■ **Required task**: Search the material for the word "lavorando" and copy each line that holds it.

[Items from a data source]
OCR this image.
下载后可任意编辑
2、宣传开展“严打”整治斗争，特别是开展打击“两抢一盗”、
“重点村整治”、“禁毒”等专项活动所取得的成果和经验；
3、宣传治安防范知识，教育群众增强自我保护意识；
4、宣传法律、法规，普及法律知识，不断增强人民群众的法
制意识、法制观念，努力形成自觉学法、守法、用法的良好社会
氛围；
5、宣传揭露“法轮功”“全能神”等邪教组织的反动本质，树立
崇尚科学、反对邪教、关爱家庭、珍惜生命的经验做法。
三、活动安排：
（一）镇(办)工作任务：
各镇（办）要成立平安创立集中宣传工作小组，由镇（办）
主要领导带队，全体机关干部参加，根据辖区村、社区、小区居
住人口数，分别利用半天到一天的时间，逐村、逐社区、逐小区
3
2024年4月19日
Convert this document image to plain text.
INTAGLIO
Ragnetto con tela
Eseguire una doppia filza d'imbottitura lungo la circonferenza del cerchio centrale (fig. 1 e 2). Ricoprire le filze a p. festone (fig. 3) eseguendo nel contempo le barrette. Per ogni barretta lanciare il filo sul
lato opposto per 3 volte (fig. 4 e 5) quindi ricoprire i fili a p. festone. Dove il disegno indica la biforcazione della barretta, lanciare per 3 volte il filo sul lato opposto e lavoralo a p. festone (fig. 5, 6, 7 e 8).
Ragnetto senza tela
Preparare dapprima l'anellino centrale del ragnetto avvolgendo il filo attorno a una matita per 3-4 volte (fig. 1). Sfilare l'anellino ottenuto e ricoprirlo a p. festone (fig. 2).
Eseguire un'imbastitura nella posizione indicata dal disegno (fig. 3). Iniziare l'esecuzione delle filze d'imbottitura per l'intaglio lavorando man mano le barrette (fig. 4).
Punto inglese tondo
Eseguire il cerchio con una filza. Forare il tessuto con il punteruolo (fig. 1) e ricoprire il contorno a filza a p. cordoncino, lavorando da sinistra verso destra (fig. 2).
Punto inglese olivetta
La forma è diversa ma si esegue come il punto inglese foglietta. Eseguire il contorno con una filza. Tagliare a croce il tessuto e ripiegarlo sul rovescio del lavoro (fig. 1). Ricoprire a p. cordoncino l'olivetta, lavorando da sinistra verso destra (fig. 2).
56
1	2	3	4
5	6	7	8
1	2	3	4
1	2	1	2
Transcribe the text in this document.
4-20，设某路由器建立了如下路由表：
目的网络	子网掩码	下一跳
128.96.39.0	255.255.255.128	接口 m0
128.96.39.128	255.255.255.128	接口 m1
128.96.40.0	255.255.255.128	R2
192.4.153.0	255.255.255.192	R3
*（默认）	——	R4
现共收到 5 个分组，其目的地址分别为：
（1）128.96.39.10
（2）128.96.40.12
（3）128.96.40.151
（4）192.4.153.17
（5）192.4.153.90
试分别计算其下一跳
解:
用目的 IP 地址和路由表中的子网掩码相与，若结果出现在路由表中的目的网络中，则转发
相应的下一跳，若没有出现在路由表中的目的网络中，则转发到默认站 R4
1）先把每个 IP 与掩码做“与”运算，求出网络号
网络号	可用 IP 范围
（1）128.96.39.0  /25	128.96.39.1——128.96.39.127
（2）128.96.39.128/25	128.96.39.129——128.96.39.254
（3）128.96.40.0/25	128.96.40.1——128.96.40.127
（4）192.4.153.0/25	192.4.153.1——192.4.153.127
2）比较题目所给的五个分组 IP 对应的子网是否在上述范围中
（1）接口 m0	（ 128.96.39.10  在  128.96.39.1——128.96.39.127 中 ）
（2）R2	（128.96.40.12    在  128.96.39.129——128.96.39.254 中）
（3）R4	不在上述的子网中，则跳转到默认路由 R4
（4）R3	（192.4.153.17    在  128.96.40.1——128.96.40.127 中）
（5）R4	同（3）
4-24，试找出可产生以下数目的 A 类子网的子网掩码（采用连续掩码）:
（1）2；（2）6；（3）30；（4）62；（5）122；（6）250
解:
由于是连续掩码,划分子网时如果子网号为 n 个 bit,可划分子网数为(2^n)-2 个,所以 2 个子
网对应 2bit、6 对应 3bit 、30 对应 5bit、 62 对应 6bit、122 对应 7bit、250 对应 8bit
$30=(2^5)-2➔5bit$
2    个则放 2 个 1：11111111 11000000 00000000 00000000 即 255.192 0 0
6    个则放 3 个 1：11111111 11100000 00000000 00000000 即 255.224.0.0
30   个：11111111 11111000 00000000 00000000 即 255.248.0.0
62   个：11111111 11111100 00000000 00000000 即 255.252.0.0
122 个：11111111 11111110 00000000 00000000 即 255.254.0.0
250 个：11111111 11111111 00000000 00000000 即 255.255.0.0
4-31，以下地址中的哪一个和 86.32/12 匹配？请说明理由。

■ **Full answer**:
Eseguire un'imbastitura nella posizione indicata dal disegno (fig. 3). Iniziare l'esecuzione delle filze d'imbottitura per l'intaglio lavorando man mano le barrette (fig. 4).
Eseguire il cerchio con una filza. Forare il tessuto con il punteruolo (fig. 1) e ricoprire il contorno a filza a p. cordoncino, lavorando da sinistra verso destra (fig. 2).
La forma è diversa ma si esegue come il punto inglese foglietta. Eseguire il contorno con una filza. Tagliare a croce il tessuto e ripiegarlo sul rovescio del lavoro (fig. 1). Ricoprire a p. cordoncino l'olivetta, lavorando da sinistra verso destra (fig. 2).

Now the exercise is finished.